───── Stored rows
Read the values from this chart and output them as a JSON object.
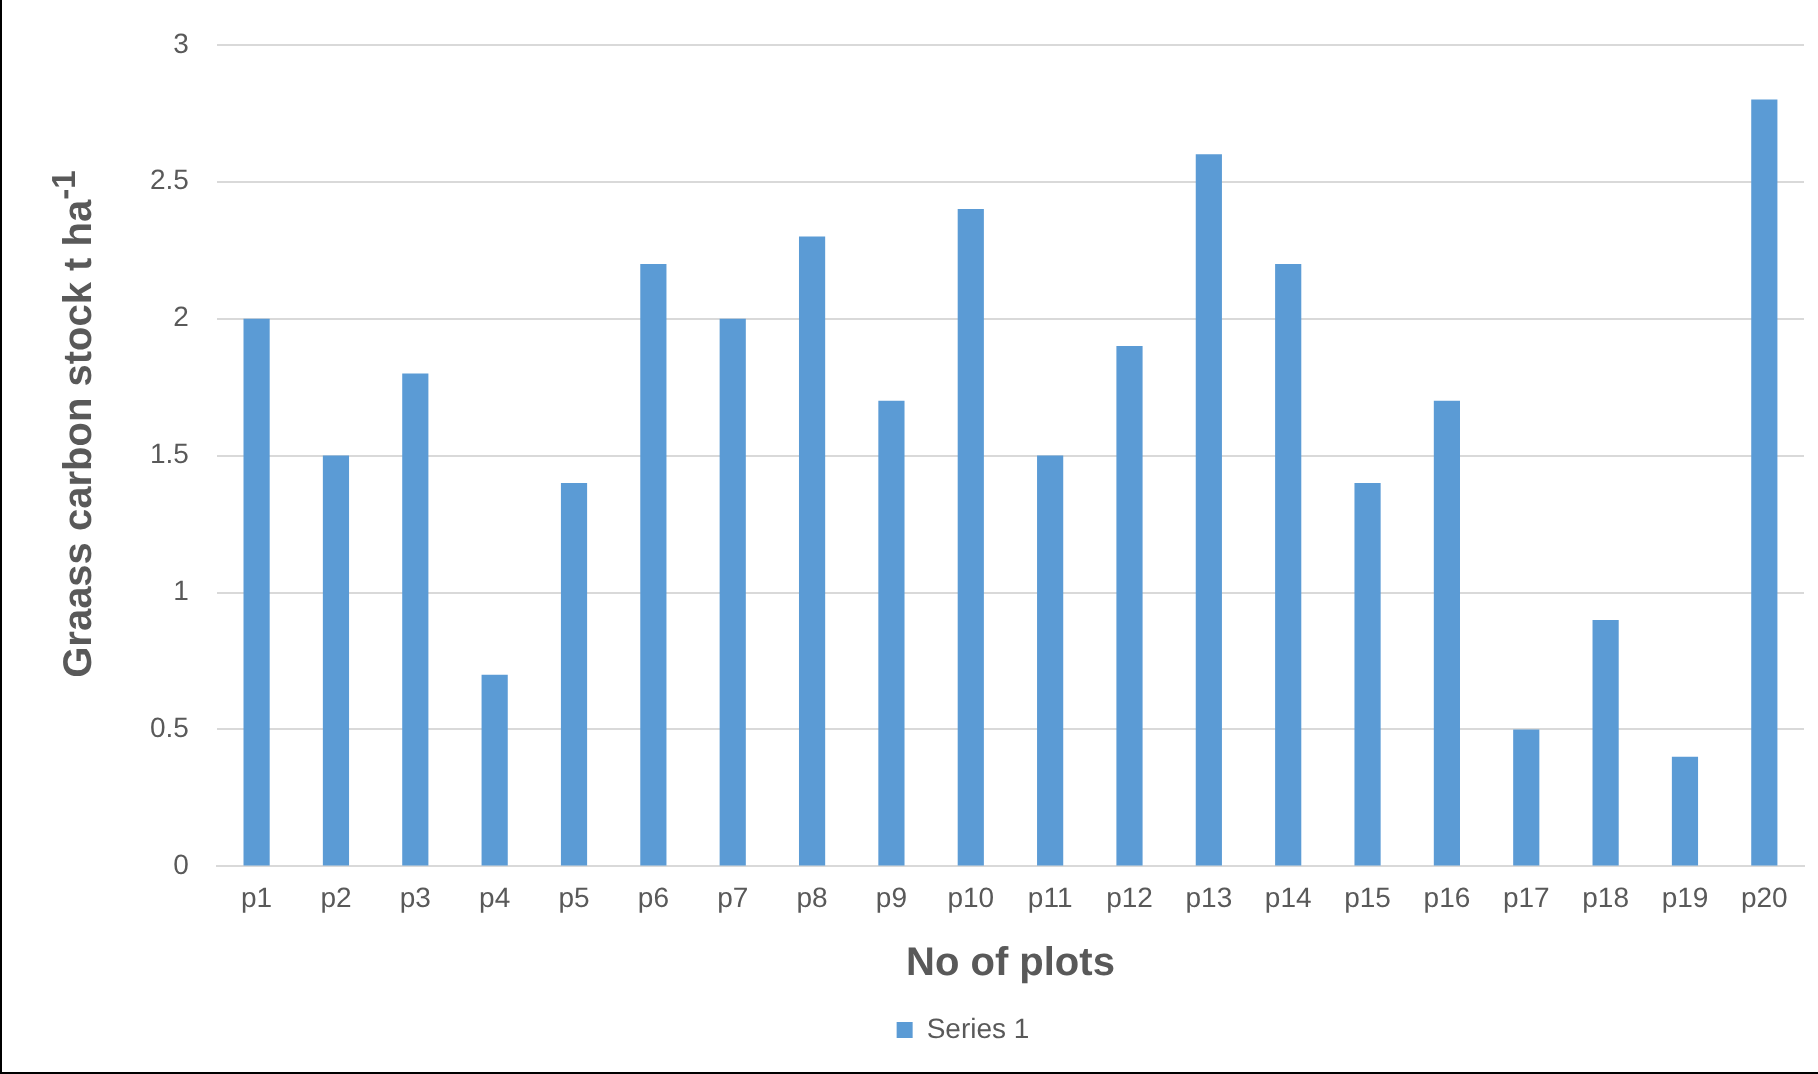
{
  "chart_data": {
    "type": "bar",
    "xlabel": "No of plots",
    "ylabel": "Graass carbon stock t ha$^{-1}$",
    "categories": [
      "p1",
      "p2",
      "p3",
      "p4",
      "p5",
      "p6",
      "p7",
      "p8",
      "p9",
      "p10",
      "p11",
      "p12",
      "p13",
      "p14",
      "p15",
      "p16",
      "p17",
      "p18",
      "p19",
      "p20"
    ],
    "series": [
      {
        "name": "Series 1",
        "color": "#5b9bd5",
        "values": [
          2.0,
          1.5,
          1.8,
          0.7,
          1.4,
          2.2,
          2.0,
          2.3,
          1.7,
          2.4,
          1.5,
          1.9,
          2.6,
          2.2,
          1.4,
          1.7,
          0.5,
          0.9,
          0.4,
          2.8
        ]
      }
    ],
    "ylim": [
      0,
      3
    ],
    "yticks": [
      0,
      0.5,
      1,
      1.5,
      2,
      2.5,
      3
    ],
    "grid": "y",
    "legend": "bottom"
  }
}
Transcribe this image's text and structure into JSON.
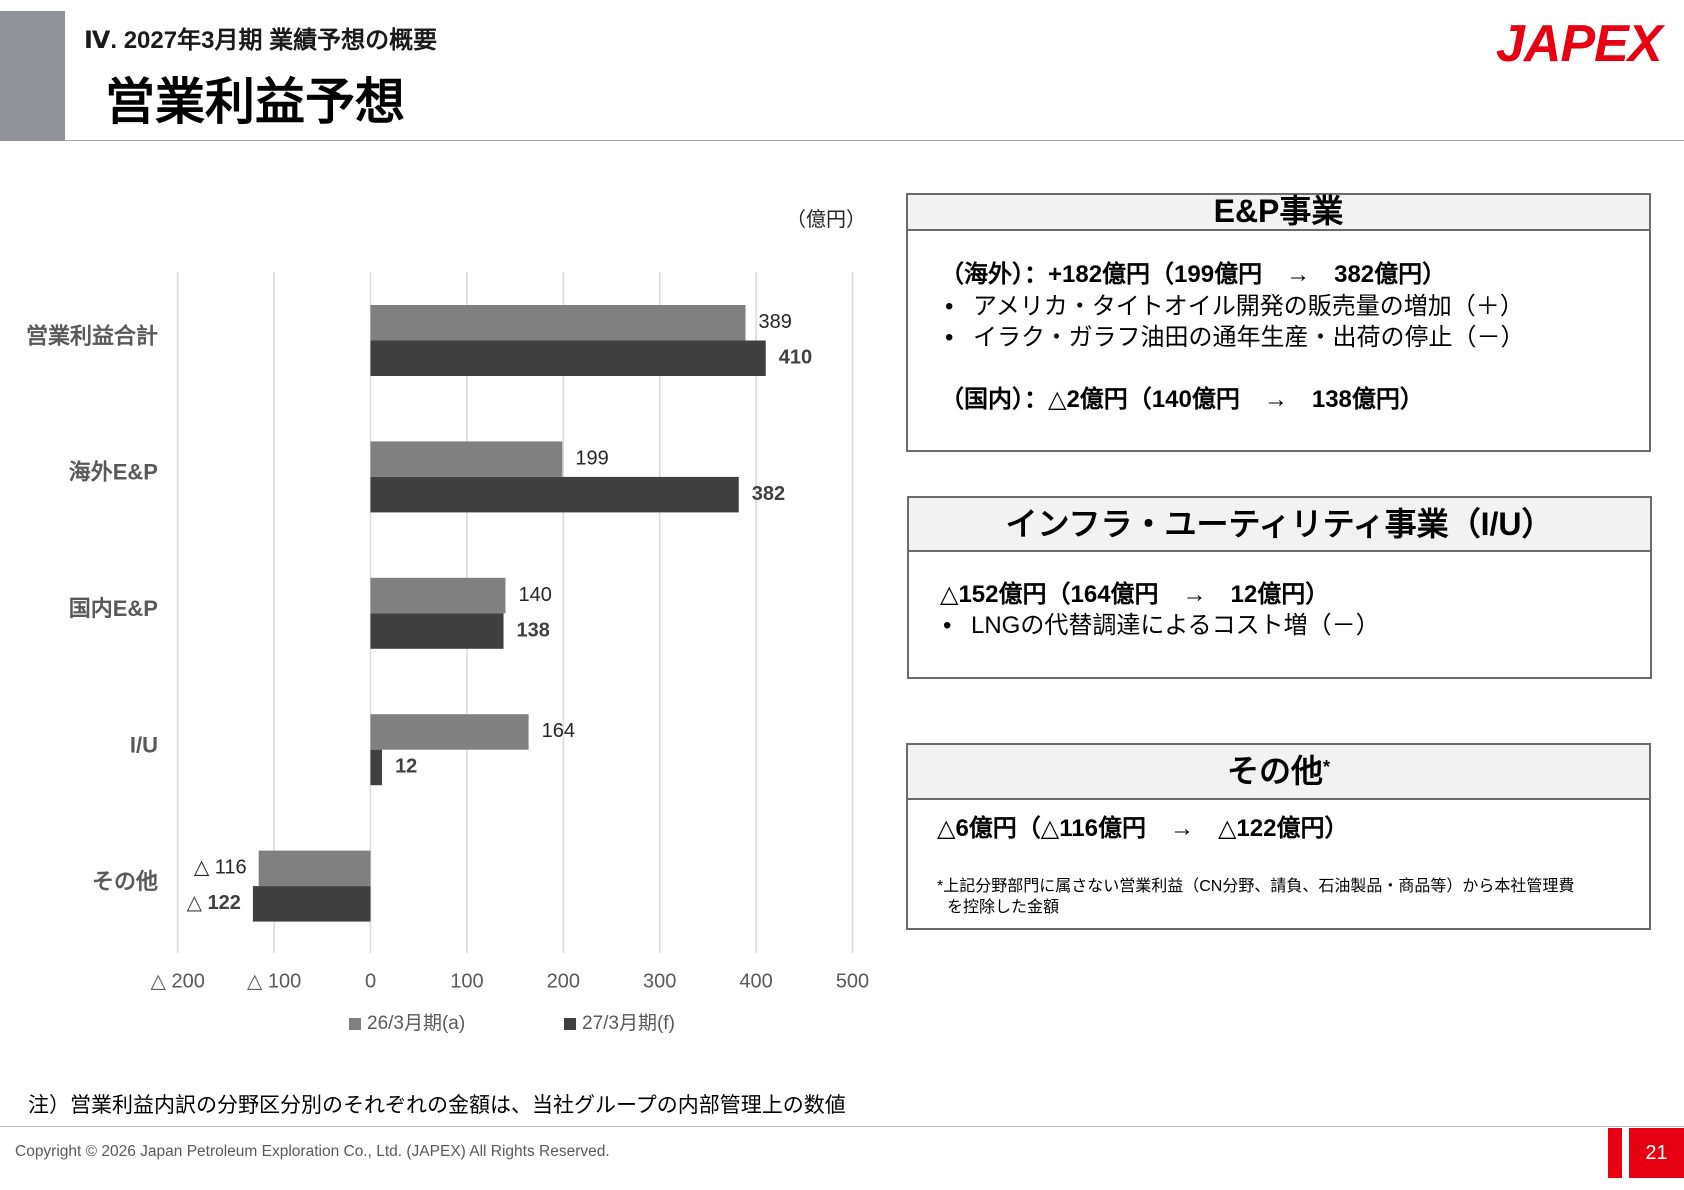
{
  "header": {
    "section": "Ⅳ. 2027年3月期 業績予想の概要",
    "title": "営業利益予想",
    "logo": "JAPEX"
  },
  "chart_data": {
    "type": "bar",
    "orientation": "horizontal",
    "unit": "（億円）",
    "categories": [
      "営業利益合計",
      "海外E&P",
      "国内E&P",
      "I/U",
      "その他"
    ],
    "series": [
      {
        "name": "26/3月期(a)",
        "values": [
          389,
          199,
          140,
          164,
          -116
        ],
        "labels": [
          "389",
          "199",
          "140",
          "164",
          "△ 116"
        ],
        "color": "#808080"
      },
      {
        "name": "27/3月期(f)",
        "values": [
          410,
          382,
          138,
          12,
          -122
        ],
        "labels": [
          "410",
          "382",
          "138",
          "12",
          "△ 122"
        ],
        "color": "#404040"
      }
    ],
    "xlim": [
      -200,
      500
    ],
    "ticks": [
      -200,
      -100,
      0,
      100,
      200,
      300,
      400,
      500
    ],
    "tick_labels": [
      "△ 200",
      "△ 100",
      "0",
      "100",
      "200",
      "300",
      "400",
      "500"
    ],
    "grid": true,
    "legend": "bottom"
  },
  "boxes": {
    "ep": {
      "title": "E&P事業",
      "overseas": "（海外）：+182億円（199億円　→　382億円）",
      "bullets": [
        "アメリカ・タイトオイル開発の販売量の増加（＋）",
        "イラク・ガラフ油田の通年生産・出荷の停止（－）"
      ],
      "domestic": "（国内）：△2億円（140億円　→　138億円）"
    },
    "iu": {
      "title": "インフラ・ユーティリティ事業（I/U）",
      "summary": "△152億円（164億円　→　12億円）",
      "bullets": [
        "LNGの代替調達によるコスト増（－）"
      ]
    },
    "other": {
      "title": "その他",
      "title_mark": "*",
      "summary": "△6億円（△116億円　→　△122億円）",
      "footnote": [
        "*上記分野部門に属さない営業利益（CN分野、請負、石油製品・商品等）から本社管理費",
        "を控除した金額"
      ]
    }
  },
  "note": "注）営業利益内訳の分野区分別のそれぞれの金額は、当社グループの内部管理上の数値",
  "footer": {
    "copyright": "Copyright © 2026 Japan Petroleum Exploration Co., Ltd. (JAPEX) All Rights Reserved.",
    "page": "21"
  },
  "colors": {
    "accent": "#e60012",
    "header_bar": "#8e9297",
    "series_a": "#808080",
    "series_f": "#404040"
  }
}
──────────
**Stated exercise:**
The listing above must be printed again exactly, minus its pictures.

**Problem solution:**
Read the values from this chart and output them as a JSON object.
{
  "chart_data": {
    "type": "bar",
    "xlabel": "No of plots",
    "ylabel": "Graass carbon stock t ha$^{-1}$",
    "categories": [
      "p1",
      "p2",
      "p3",
      "p4",
      "p5",
      "p6",
      "p7",
      "p8",
      "p9",
      "p10",
      "p11",
      "p12",
      "p13",
      "p14",
      "p15",
      "p16",
      "p17",
      "p18",
      "p19",
      "p20"
    ],
    "series": [
      {
        "name": "Series 1",
        "color": "#5b9bd5",
        "values": [
          2.0,
          1.5,
          1.8,
          0.7,
          1.4,
          2.2,
          2.0,
          2.3,
          1.7,
          2.4,
          1.5,
          1.9,
          2.6,
          2.2,
          1.4,
          1.7,
          0.5,
          0.9,
          0.4,
          2.8
        ]
      }
    ],
    "ylim": [
      0,
      3
    ],
    "yticks": [
      0,
      0.5,
      1,
      1.5,
      2,
      2.5,
      3
    ],
    "grid": "y",
    "legend": "bottom"
  }
}
Transcribe this image's text and structure into JSON.
{
  "header": {
    "section": "Ⅳ. 2027年3月期 業績予想の概要",
    "title": "営業利益予想",
    "logo": "JAPEX"
  },
  "chart_data": {
    "type": "bar",
    "orientation": "horizontal",
    "unit": "（億円）",
    "categories": [
      "営業利益合計",
      "海外E&P",
      "国内E&P",
      "I/U",
      "その他"
    ],
    "series": [
      {
        "name": "26/3月期(a)",
        "values": [
          389,
          199,
          140,
          164,
          -116
        ],
        "labels": [
          "389",
          "199",
          "140",
          "164",
          "△ 116"
        ],
        "color": "#808080"
      },
      {
        "name": "27/3月期(f)",
        "values": [
          410,
          382,
          138,
          12,
          -122
        ],
        "labels": [
          "410",
          "382",
          "138",
          "12",
          "△ 122"
        ],
        "color": "#404040"
      }
    ],
    "xlim": [
      -200,
      500
    ],
    "ticks": [
      -200,
      -100,
      0,
      100,
      200,
      300,
      400,
      500
    ],
    "tick_labels": [
      "△ 200",
      "△ 100",
      "0",
      "100",
      "200",
      "300",
      "400",
      "500"
    ],
    "grid": true,
    "legend": "bottom"
  },
  "boxes": {
    "ep": {
      "title": "E&P事業",
      "overseas": "（海外）：+182億円（199億円　→　382億円）",
      "bullets": [
        "アメリカ・タイトオイル開発の販売量の増加（＋）",
        "イラク・ガラフ油田の通年生産・出荷の停止（－）"
      ],
      "domestic": "（国内）：△2億円（140億円　→　138億円）"
    },
    "iu": {
      "title": "インフラ・ユーティリティ事業（I/U）",
      "summary": "△152億円（164億円　→　12億円）",
      "bullets": [
        "LNGの代替調達によるコスト増（－）"
      ]
    },
    "other": {
      "title": "その他",
      "title_mark": "*",
      "summary": "△6億円（△116億円　→　△122億円）",
      "footnote": [
        "*上記分野部門に属さない営業利益（CN分野、請負、石油製品・商品等）から本社管理費",
        "を控除した金額"
      ]
    }
  },
  "note": "注）営業利益内訳の分野区分別のそれぞれの金額は、当社グループの内部管理上の数値",
  "footer": {
    "copyright": "Copyright © 2026 Japan Petroleum Exploration Co., Ltd. (JAPEX) All Rights Reserved.",
    "page": "21"
  },
  "colors": {
    "accent": "#e60012",
    "header_bar": "#8e9297",
    "series_a": "#808080",
    "series_f": "#404040"
  }
}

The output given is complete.